:: Work to complete ::
Write out each line of the material again, word for word.

:: Listed records ::
___
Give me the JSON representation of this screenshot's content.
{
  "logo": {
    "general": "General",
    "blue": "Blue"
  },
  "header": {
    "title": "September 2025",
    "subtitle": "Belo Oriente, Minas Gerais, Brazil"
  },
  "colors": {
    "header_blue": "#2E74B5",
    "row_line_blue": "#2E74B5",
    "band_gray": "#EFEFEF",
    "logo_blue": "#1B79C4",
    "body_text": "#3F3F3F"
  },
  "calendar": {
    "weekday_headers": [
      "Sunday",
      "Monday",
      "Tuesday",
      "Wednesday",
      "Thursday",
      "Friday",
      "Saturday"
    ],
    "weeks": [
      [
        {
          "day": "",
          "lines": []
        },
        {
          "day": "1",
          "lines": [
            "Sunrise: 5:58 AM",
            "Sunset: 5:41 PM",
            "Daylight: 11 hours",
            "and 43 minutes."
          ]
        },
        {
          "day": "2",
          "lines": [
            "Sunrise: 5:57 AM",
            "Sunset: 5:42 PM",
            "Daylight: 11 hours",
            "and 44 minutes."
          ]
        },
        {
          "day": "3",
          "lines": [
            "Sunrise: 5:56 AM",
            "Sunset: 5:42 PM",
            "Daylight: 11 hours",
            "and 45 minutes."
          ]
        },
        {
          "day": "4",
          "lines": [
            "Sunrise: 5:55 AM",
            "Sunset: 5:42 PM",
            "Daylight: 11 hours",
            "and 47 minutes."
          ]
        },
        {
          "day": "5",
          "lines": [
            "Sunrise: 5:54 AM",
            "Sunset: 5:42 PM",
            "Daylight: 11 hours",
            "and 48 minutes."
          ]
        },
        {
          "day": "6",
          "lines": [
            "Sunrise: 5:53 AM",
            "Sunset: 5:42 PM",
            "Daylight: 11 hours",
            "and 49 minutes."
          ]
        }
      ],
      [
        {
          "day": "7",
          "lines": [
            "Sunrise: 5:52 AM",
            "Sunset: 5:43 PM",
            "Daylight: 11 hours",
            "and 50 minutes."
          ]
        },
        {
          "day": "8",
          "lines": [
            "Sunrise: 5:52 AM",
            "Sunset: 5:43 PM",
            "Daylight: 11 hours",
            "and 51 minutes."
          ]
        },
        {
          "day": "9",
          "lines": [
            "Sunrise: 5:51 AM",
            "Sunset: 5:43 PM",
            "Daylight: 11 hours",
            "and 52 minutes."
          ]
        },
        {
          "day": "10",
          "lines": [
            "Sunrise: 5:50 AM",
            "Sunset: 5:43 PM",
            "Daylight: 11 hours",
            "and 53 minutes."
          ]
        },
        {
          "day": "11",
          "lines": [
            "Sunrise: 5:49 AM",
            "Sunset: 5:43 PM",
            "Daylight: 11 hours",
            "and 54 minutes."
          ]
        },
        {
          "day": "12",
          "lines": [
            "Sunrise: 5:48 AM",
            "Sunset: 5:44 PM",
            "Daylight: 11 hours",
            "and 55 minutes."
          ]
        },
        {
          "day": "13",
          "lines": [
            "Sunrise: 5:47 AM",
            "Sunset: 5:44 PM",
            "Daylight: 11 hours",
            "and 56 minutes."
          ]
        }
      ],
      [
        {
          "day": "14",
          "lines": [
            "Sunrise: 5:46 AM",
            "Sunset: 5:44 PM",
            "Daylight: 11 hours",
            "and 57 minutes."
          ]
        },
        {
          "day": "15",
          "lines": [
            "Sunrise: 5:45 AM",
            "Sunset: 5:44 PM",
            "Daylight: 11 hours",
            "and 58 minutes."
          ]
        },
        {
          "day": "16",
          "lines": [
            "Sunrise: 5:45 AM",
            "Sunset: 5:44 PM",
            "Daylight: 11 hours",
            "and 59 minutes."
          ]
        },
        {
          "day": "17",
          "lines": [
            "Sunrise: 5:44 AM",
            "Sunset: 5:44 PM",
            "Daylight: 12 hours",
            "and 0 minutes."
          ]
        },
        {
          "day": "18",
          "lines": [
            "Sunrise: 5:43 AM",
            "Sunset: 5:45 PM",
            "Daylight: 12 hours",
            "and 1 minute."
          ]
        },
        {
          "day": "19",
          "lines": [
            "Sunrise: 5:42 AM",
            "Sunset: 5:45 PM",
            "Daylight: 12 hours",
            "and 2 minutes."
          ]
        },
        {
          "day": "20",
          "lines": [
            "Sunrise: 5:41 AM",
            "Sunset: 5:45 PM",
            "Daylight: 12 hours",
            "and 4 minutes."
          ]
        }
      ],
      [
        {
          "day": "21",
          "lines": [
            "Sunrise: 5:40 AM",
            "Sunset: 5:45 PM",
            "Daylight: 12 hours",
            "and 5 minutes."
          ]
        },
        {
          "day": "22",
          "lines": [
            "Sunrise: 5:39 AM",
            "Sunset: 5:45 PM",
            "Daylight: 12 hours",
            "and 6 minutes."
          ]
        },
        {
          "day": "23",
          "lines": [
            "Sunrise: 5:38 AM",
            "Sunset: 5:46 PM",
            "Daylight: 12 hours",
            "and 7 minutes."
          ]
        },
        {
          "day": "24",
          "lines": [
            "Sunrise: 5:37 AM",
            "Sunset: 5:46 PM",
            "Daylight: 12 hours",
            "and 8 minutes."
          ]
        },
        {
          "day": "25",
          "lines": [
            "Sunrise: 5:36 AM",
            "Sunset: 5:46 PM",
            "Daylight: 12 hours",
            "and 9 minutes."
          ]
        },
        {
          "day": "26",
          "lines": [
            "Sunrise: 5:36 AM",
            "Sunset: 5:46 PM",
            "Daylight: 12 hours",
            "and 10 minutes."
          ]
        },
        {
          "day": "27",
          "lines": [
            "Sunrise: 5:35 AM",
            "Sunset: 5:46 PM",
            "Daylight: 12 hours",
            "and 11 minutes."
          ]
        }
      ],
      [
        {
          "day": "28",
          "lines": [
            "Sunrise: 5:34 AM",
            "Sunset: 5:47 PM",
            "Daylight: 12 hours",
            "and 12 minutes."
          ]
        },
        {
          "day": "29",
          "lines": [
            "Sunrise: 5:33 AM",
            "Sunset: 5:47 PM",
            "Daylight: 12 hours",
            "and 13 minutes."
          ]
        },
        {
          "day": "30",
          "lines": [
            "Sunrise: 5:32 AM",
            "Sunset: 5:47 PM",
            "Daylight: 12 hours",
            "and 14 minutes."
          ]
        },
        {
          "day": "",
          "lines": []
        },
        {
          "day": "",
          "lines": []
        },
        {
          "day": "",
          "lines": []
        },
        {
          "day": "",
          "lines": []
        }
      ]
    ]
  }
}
___
:: Answer for this exercise ::
Give me the JSON representation of this screenshot's content.
{
  "logo": {
    "general": "General",
    "blue": "Blue"
  },
  "header": {
    "title": "September 2025",
    "subtitle": "Belo Oriente, Minas Gerais, Brazil"
  },
  "colors": {
    "header_blue": "#2E74B5",
    "row_line_blue": "#2E74B5",
    "band_gray": "#EFEFEF",
    "logo_blue": "#1B79C4",
    "body_text": "#3F3F3F"
  },
  "calendar": {
    "weekday_headers": [
      "Sunday",
      "Monday",
      "Tuesday",
      "Wednesday",
      "Thursday",
      "Friday",
      "Saturday"
    ],
    "weeks": [
      [
        {
          "day": "",
          "lines": []
        },
        {
          "day": "1",
          "lines": [
            "Sunrise: 5:58 AM",
            "Sunset: 5:41 PM",
            "Daylight: 11 hours",
            "and 43 minutes."
          ]
        },
        {
          "day": "2",
          "lines": [
            "Sunrise: 5:57 AM",
            "Sunset: 5:42 PM",
            "Daylight: 11 hours",
            "and 44 minutes."
          ]
        },
        {
          "day": "3",
          "lines": [
            "Sunrise: 5:56 AM",
            "Sunset: 5:42 PM",
            "Daylight: 11 hours",
            "and 45 minutes."
          ]
        },
        {
          "day": "4",
          "lines": [
            "Sunrise: 5:55 AM",
            "Sunset: 5:42 PM",
            "Daylight: 11 hours",
            "and 47 minutes."
          ]
        },
        {
          "day": "5",
          "lines": [
            "Sunrise: 5:54 AM",
            "Sunset: 5:42 PM",
            "Daylight: 11 hours",
            "and 48 minutes."
          ]
        },
        {
          "day": "6",
          "lines": [
            "Sunrise: 5:53 AM",
            "Sunset: 5:42 PM",
            "Daylight: 11 hours",
            "and 49 minutes."
          ]
        }
      ],
      [
        {
          "day": "7",
          "lines": [
            "Sunrise: 5:52 AM",
            "Sunset: 5:43 PM",
            "Daylight: 11 hours",
            "and 50 minutes."
          ]
        },
        {
          "day": "8",
          "lines": [
            "Sunrise: 5:52 AM",
            "Sunset: 5:43 PM",
            "Daylight: 11 hours",
            "and 51 minutes."
          ]
        },
        {
          "day": "9",
          "lines": [
            "Sunrise: 5:51 AM",
            "Sunset: 5:43 PM",
            "Daylight: 11 hours",
            "and 52 minutes."
          ]
        },
        {
          "day": "10",
          "lines": [
            "Sunrise: 5:50 AM",
            "Sunset: 5:43 PM",
            "Daylight: 11 hours",
            "and 53 minutes."
          ]
        },
        {
          "day": "11",
          "lines": [
            "Sunrise: 5:49 AM",
            "Sunset: 5:43 PM",
            "Daylight: 11 hours",
            "and 54 minutes."
          ]
        },
        {
          "day": "12",
          "lines": [
            "Sunrise: 5:48 AM",
            "Sunset: 5:44 PM",
            "Daylight: 11 hours",
            "and 55 minutes."
          ]
        },
        {
          "day": "13",
          "lines": [
            "Sunrise: 5:47 AM",
            "Sunset: 5:44 PM",
            "Daylight: 11 hours",
            "and 56 minutes."
          ]
        }
      ],
      [
        {
          "day": "14",
          "lines": [
            "Sunrise: 5:46 AM",
            "Sunset: 5:44 PM",
            "Daylight: 11 hours",
            "and 57 minutes."
          ]
        },
        {
          "day": "15",
          "lines": [
            "Sunrise: 5:45 AM",
            "Sunset: 5:44 PM",
            "Daylight: 11 hours",
            "and 58 minutes."
          ]
        },
        {
          "day": "16",
          "lines": [
            "Sunrise: 5:45 AM",
            "Sunset: 5:44 PM",
            "Daylight: 11 hours",
            "and 59 minutes."
          ]
        },
        {
          "day": "17",
          "lines": [
            "Sunrise: 5:44 AM",
            "Sunset: 5:44 PM",
            "Daylight: 12 hours",
            "and 0 minutes."
          ]
        },
        {
          "day": "18",
          "lines": [
            "Sunrise: 5:43 AM",
            "Sunset: 5:45 PM",
            "Daylight: 12 hours",
            "and 1 minute."
          ]
        },
        {
          "day": "19",
          "lines": [
            "Sunrise: 5:42 AM",
            "Sunset: 5:45 PM",
            "Daylight: 12 hours",
            "and 2 minutes."
          ]
        },
        {
          "day": "20",
          "lines": [
            "Sunrise: 5:41 AM",
            "Sunset: 5:45 PM",
            "Daylight: 12 hours",
            "and 4 minutes."
          ]
        }
      ],
      [
        {
          "day": "21",
          "lines": [
            "Sunrise: 5:40 AM",
            "Sunset: 5:45 PM",
            "Daylight: 12 hours",
            "and 5 minutes."
          ]
        },
        {
          "day": "22",
          "lines": [
            "Sunrise: 5:39 AM",
            "Sunset: 5:45 PM",
            "Daylight: 12 hours",
            "and 6 minutes."
          ]
        },
        {
          "day": "23",
          "lines": [
            "Sunrise: 5:38 AM",
            "Sunset: 5:46 PM",
            "Daylight: 12 hours",
            "and 7 minutes."
          ]
        },
        {
          "day": "24",
          "lines": [
            "Sunrise: 5:37 AM",
            "Sunset: 5:46 PM",
            "Daylight: 12 hours",
            "and 8 minutes."
          ]
        },
        {
          "day": "25",
          "lines": [
            "Sunrise: 5:36 AM",
            "Sunset: 5:46 PM",
            "Daylight: 12 hours",
            "and 9 minutes."
          ]
        },
        {
          "day": "26",
          "lines": [
            "Sunrise: 5:36 AM",
            "Sunset: 5:46 PM",
            "Daylight: 12 hours",
            "and 10 minutes."
          ]
        },
        {
          "day": "27",
          "lines": [
            "Sunrise: 5:35 AM",
            "Sunset: 5:46 PM",
            "Daylight: 12 hours",
            "and 11 minutes."
          ]
        }
      ],
      [
        {
          "day": "28",
          "lines": [
            "Sunrise: 5:34 AM",
            "Sunset: 5:47 PM",
            "Daylight: 12 hours",
            "and 12 minutes."
          ]
        },
        {
          "day": "29",
          "lines": [
            "Sunrise: 5:33 AM",
            "Sunset: 5:47 PM",
            "Daylight: 12 hours",
            "and 13 minutes."
          ]
        },
        {
          "day": "30",
          "lines": [
            "Sunrise: 5:32 AM",
            "Sunset: 5:47 PM",
            "Daylight: 12 hours",
            "and 14 minutes."
          ]
        },
        {
          "day": "",
          "lines": []
        },
        {
          "day": "",
          "lines": []
        },
        {
          "day": "",
          "lines": []
        },
        {
          "day": "",
          "lines": []
        }
      ]
    ]
  }
}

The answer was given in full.